• INPUT:

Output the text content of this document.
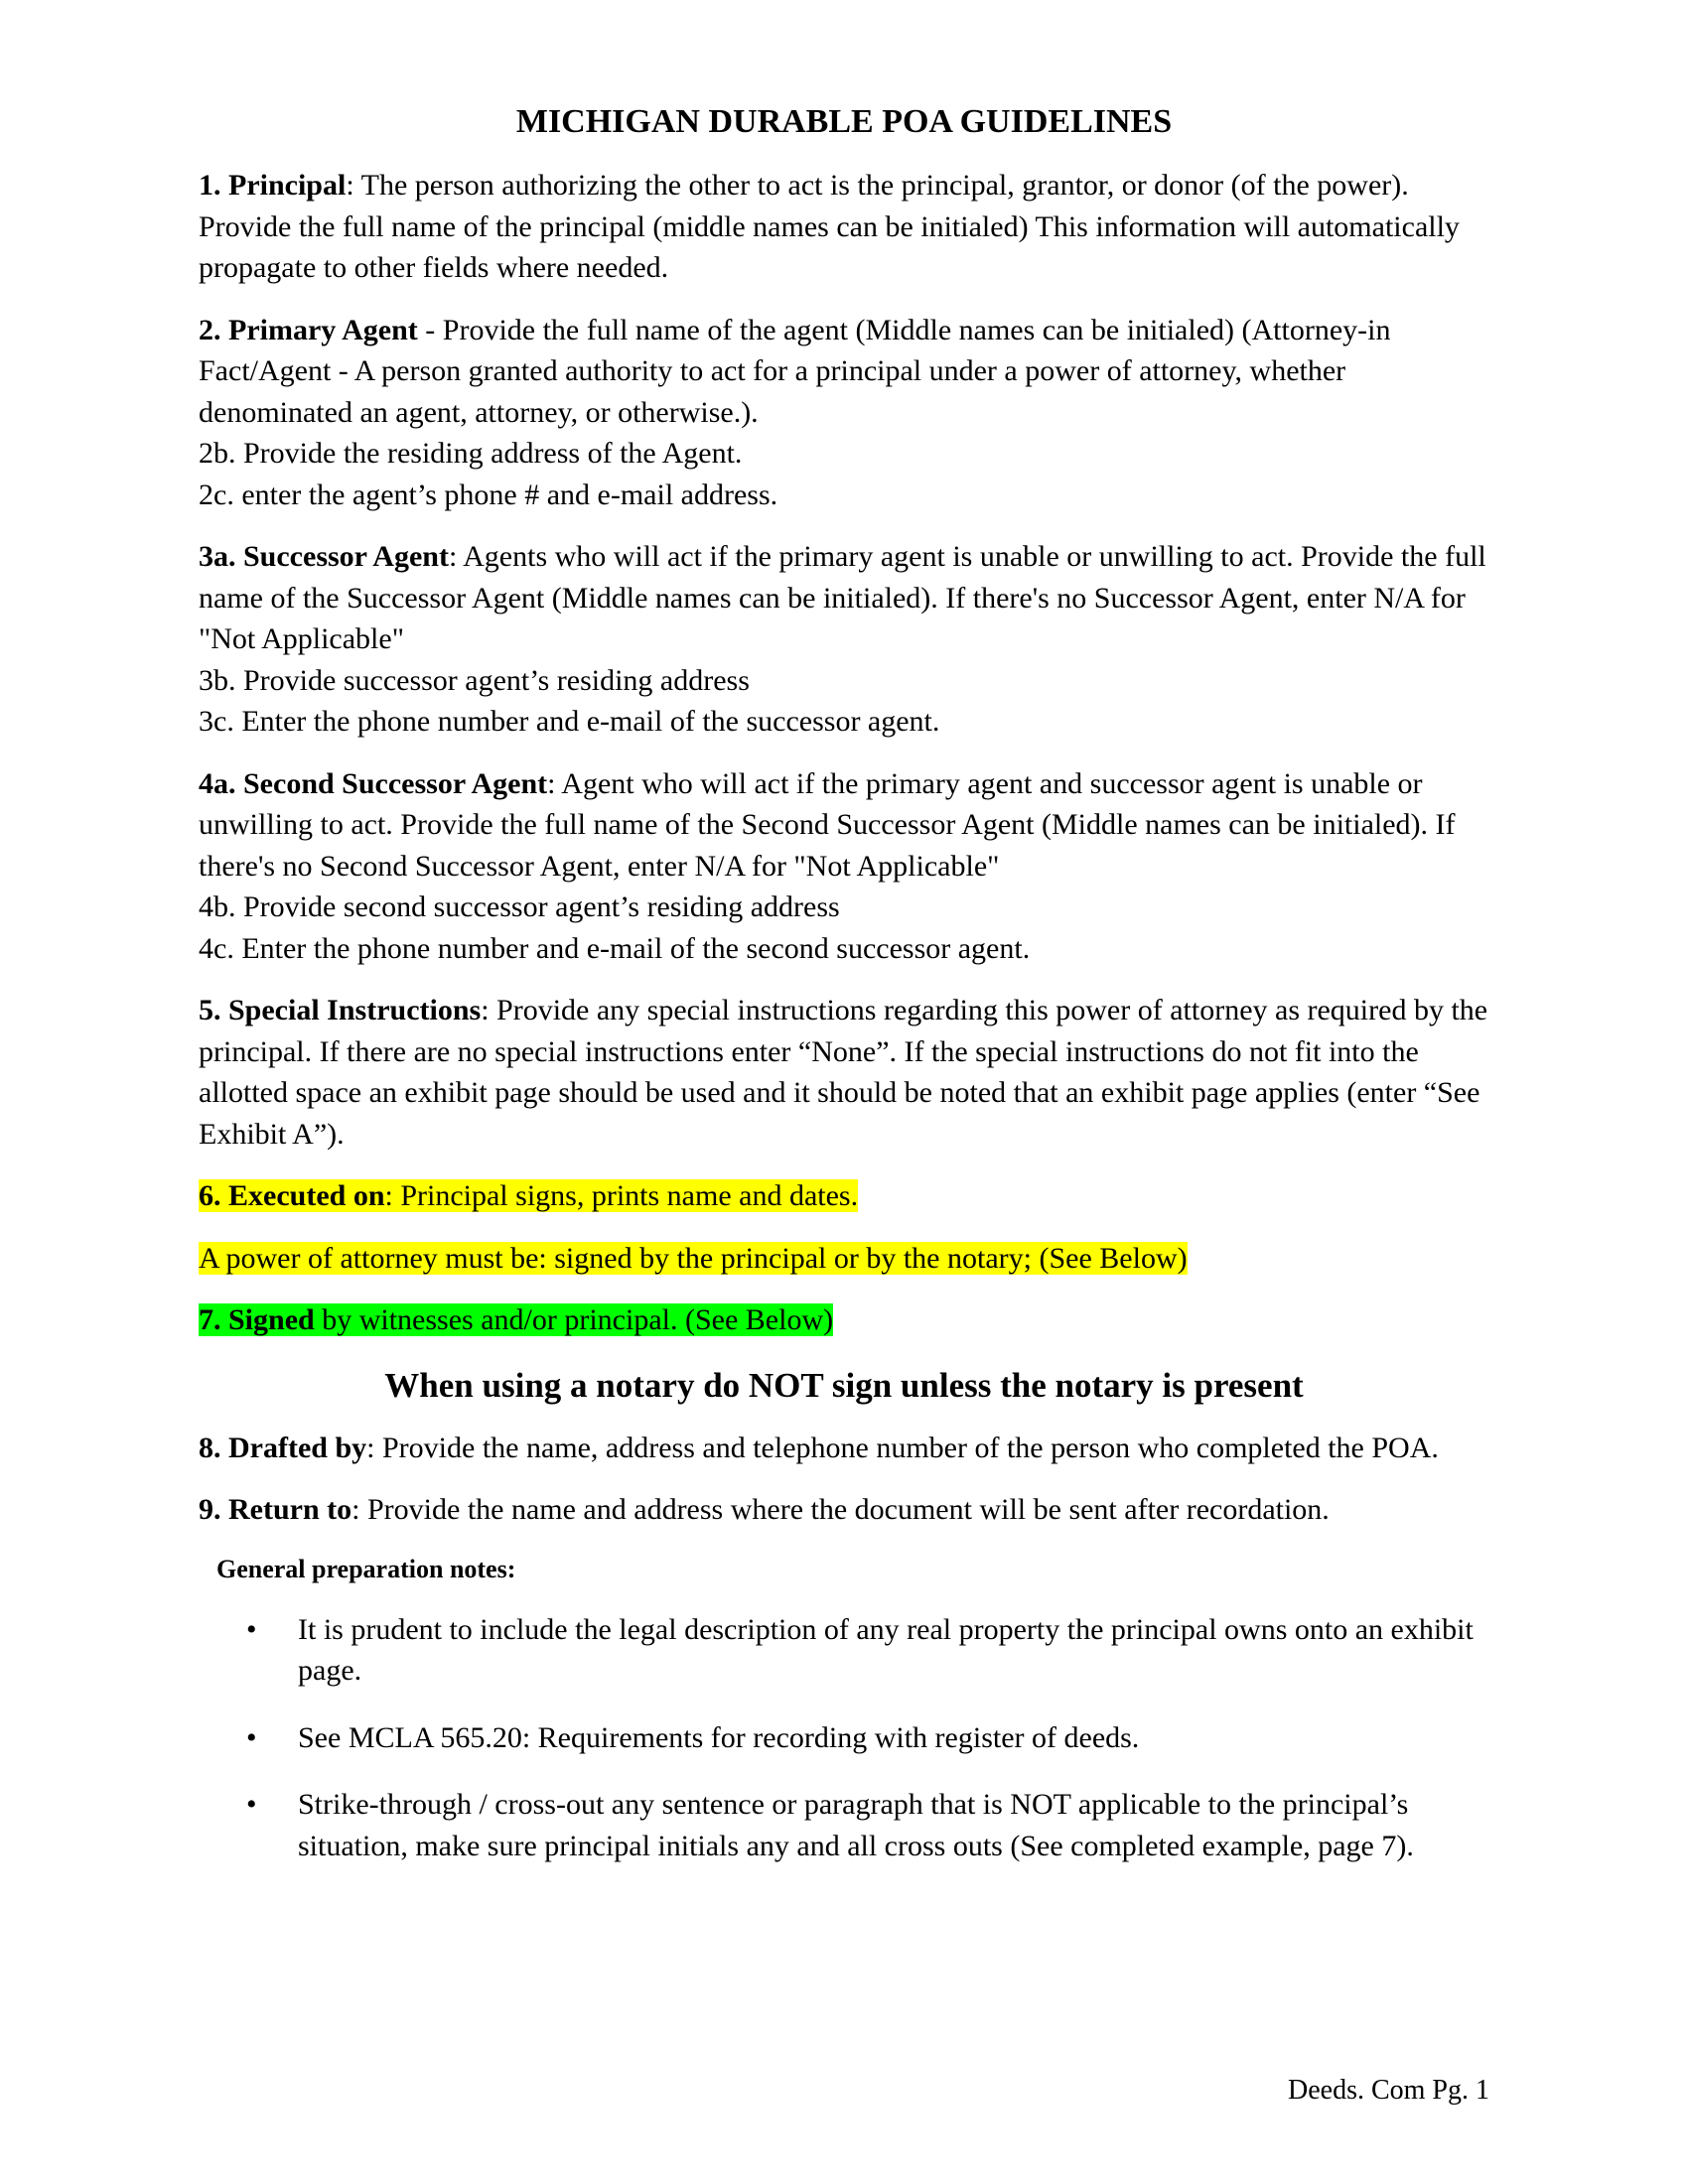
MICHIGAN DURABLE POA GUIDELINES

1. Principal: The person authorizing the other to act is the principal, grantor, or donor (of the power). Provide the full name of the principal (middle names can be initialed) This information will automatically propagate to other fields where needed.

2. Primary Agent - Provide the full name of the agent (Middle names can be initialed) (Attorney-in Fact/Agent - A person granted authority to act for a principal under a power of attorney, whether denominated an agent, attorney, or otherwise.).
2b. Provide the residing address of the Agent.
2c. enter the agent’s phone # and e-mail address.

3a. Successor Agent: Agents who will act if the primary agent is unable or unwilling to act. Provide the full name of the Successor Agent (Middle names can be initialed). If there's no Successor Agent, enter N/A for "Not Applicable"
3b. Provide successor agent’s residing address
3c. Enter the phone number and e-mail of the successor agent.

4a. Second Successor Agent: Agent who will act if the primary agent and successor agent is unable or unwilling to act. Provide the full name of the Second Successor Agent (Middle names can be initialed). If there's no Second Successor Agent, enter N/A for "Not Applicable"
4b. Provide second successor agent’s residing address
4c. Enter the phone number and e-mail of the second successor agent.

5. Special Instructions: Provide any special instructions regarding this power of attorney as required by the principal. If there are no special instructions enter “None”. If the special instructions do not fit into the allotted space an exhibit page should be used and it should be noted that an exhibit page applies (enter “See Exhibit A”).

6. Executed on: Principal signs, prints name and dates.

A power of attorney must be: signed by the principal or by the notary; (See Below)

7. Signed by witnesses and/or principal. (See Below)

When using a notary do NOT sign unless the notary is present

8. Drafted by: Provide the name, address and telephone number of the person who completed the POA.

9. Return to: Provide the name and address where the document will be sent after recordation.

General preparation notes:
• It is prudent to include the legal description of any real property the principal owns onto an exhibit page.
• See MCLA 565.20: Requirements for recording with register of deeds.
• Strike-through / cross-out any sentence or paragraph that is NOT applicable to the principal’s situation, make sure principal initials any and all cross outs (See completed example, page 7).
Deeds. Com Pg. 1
* * *
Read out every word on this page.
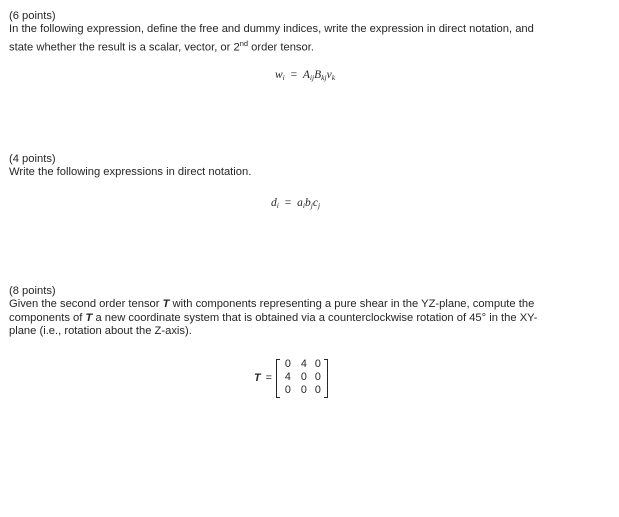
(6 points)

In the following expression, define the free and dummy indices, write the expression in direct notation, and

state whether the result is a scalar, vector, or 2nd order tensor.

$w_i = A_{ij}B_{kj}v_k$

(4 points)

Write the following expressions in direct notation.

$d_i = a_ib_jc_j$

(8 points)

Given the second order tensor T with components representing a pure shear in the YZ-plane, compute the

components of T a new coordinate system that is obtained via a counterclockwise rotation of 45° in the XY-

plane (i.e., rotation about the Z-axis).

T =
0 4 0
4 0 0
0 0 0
--
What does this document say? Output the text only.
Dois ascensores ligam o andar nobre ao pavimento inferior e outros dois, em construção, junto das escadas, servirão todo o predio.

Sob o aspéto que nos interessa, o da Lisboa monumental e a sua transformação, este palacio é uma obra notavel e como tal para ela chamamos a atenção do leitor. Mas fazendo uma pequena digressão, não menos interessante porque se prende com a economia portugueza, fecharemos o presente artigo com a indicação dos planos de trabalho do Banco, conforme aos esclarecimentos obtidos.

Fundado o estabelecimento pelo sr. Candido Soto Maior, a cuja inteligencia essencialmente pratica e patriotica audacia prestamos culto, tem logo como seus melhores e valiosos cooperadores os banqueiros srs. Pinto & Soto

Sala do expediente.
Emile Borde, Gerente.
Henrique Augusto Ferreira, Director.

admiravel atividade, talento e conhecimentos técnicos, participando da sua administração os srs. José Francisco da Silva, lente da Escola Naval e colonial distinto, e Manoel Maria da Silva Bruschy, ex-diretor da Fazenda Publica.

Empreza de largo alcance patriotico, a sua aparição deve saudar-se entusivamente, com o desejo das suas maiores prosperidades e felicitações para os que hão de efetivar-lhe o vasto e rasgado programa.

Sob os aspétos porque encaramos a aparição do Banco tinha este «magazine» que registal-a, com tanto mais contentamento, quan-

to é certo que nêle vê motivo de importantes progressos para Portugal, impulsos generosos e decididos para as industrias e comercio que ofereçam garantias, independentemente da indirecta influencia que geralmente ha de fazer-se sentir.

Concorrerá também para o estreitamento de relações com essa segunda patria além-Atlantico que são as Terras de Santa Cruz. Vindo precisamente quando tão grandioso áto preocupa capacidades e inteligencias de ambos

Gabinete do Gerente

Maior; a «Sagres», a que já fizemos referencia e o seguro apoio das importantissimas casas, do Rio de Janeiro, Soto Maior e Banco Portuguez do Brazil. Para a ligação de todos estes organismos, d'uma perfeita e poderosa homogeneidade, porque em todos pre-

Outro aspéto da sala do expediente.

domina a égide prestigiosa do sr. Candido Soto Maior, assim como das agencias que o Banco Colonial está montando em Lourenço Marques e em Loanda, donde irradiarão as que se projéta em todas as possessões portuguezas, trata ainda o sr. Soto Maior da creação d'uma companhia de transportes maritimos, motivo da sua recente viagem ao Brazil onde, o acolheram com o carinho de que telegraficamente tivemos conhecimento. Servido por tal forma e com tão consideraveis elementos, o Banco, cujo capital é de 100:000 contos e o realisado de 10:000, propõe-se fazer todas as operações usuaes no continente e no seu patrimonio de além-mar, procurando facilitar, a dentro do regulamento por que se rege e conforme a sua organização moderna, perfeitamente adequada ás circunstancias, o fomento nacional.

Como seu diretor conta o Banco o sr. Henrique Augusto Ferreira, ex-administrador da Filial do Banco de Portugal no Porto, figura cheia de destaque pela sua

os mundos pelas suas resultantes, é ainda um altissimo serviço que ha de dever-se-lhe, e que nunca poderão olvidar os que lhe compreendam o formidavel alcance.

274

• GOAL:
Show, from the listing above, each line that contains the word "text".

• SOLVED PROBLEM:
Output the text content of this document.
What does this document say? Output the text only.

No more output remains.